Given request: From the listing below, pull each line that includes "name".
== == ==
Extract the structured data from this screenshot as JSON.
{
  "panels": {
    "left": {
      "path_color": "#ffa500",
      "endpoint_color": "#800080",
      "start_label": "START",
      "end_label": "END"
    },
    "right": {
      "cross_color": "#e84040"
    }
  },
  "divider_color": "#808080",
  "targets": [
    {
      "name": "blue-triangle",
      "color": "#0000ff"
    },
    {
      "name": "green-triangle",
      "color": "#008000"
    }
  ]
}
== == ==
Reply:
      "name": "blue-triangle",
      "name": "green-triangle",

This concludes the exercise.